> [AIM OF THE TASK]
Collect every line of the records below that contains the word "true".

===

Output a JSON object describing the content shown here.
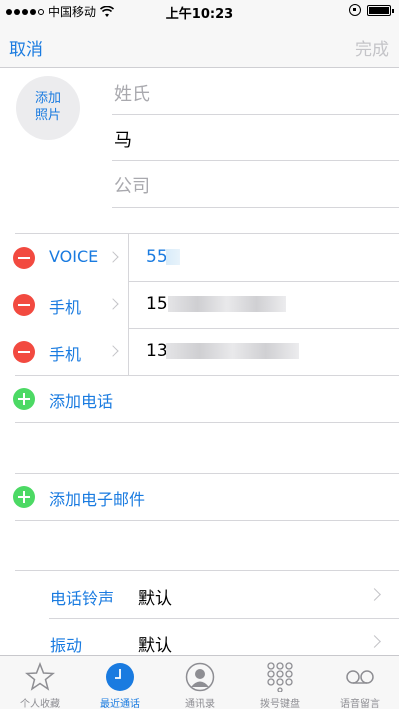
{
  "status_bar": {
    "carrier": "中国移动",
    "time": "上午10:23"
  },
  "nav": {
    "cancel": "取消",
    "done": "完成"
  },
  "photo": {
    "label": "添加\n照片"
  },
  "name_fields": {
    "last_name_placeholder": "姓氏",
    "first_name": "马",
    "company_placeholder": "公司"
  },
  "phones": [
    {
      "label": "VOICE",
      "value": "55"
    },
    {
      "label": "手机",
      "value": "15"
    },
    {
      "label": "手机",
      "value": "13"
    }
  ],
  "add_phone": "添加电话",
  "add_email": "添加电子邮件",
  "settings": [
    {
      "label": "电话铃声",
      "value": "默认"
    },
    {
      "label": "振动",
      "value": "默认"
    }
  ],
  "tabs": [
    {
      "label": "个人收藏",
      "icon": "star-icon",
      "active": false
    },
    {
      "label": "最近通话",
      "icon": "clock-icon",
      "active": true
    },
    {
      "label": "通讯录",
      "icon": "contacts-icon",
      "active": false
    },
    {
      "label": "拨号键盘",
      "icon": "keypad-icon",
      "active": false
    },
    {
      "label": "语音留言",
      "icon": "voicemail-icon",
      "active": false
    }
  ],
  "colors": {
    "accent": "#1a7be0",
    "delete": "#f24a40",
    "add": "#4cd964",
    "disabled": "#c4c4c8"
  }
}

===

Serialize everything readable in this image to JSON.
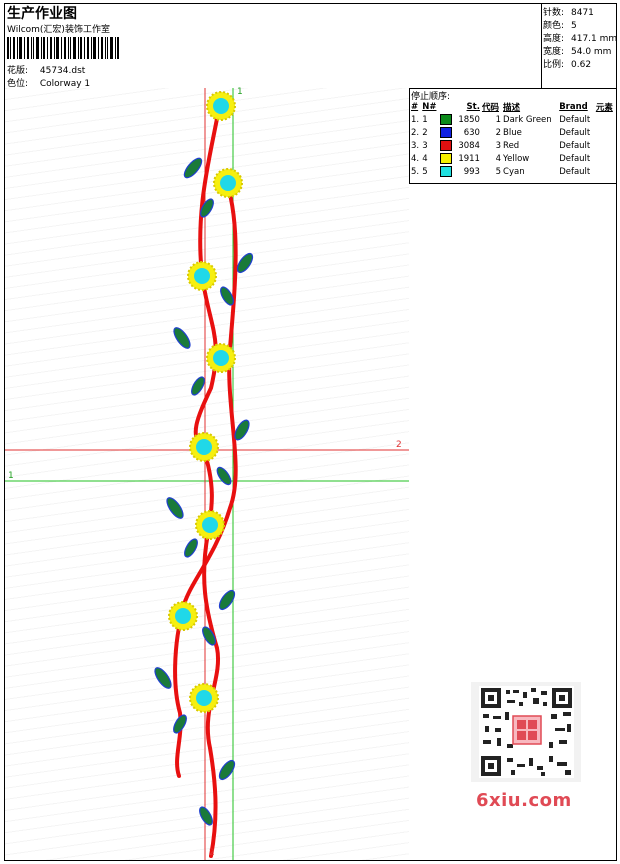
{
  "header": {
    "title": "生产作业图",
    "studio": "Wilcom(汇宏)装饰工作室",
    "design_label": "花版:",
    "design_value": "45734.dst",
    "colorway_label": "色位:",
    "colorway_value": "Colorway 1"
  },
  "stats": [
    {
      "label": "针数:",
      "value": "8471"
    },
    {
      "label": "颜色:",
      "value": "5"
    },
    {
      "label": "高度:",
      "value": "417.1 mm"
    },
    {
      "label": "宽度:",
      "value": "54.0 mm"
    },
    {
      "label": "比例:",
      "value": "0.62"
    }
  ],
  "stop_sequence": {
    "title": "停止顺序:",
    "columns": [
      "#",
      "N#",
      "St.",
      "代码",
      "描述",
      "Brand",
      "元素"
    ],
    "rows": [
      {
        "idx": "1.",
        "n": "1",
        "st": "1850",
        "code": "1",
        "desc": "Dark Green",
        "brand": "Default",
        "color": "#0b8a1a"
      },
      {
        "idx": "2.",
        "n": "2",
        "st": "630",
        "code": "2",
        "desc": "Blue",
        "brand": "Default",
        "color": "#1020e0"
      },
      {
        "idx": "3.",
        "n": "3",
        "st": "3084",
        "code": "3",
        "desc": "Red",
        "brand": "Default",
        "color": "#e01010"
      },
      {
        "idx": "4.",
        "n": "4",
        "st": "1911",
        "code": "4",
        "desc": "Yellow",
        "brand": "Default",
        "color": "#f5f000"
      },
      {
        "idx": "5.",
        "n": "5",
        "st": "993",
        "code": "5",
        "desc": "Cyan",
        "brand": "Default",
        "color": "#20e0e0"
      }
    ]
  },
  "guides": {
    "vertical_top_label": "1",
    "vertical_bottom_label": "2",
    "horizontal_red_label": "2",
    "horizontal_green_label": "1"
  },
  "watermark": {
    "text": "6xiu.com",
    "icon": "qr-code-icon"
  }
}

===

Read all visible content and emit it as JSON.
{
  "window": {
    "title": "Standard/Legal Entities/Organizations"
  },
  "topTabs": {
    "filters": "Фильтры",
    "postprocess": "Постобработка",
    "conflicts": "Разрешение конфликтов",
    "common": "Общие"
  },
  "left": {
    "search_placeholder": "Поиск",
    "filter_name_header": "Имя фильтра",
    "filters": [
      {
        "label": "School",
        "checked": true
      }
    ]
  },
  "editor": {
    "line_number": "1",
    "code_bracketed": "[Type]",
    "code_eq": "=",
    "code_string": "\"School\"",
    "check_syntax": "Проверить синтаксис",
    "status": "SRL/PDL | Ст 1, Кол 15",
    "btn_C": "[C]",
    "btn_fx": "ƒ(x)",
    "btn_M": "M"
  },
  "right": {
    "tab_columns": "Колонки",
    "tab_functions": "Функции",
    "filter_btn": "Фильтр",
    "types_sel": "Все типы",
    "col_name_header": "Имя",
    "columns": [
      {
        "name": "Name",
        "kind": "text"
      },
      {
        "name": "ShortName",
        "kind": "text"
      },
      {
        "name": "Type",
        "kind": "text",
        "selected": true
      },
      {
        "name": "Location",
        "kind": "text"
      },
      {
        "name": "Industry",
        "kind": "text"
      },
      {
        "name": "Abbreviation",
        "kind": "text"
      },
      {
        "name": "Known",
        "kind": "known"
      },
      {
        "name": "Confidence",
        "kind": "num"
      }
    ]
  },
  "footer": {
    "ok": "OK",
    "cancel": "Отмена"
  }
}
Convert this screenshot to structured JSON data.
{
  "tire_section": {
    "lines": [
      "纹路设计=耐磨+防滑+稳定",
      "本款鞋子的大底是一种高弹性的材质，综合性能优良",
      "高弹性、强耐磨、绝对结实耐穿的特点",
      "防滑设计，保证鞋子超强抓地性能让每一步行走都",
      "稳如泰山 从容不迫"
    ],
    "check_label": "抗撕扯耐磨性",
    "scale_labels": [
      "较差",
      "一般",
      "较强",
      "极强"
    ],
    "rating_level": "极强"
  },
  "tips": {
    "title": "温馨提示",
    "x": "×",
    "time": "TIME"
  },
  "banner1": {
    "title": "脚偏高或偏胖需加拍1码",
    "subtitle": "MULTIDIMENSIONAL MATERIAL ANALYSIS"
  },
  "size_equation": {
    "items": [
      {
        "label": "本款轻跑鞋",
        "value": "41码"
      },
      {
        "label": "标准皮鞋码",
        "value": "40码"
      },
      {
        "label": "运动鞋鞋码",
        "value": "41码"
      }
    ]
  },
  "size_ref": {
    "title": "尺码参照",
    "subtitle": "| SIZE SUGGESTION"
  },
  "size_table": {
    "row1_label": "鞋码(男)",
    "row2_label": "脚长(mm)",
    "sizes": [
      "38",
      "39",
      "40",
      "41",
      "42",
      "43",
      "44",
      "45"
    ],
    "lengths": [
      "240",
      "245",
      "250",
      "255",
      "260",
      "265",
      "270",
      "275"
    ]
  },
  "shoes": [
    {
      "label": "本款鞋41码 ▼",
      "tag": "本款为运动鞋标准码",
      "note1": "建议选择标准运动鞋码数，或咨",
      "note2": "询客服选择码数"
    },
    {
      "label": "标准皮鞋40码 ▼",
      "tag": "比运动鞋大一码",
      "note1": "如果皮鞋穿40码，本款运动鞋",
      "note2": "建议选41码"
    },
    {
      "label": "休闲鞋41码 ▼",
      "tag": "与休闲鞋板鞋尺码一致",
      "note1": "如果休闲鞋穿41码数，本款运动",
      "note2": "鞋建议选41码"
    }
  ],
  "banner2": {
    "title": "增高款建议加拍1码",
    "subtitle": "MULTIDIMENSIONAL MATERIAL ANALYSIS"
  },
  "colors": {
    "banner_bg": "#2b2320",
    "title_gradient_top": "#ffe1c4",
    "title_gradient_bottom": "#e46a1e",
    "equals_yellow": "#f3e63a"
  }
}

===

> [ANSWER FOR THIS EXERCISE]
      "active": true
        "checked": true
        "selected": true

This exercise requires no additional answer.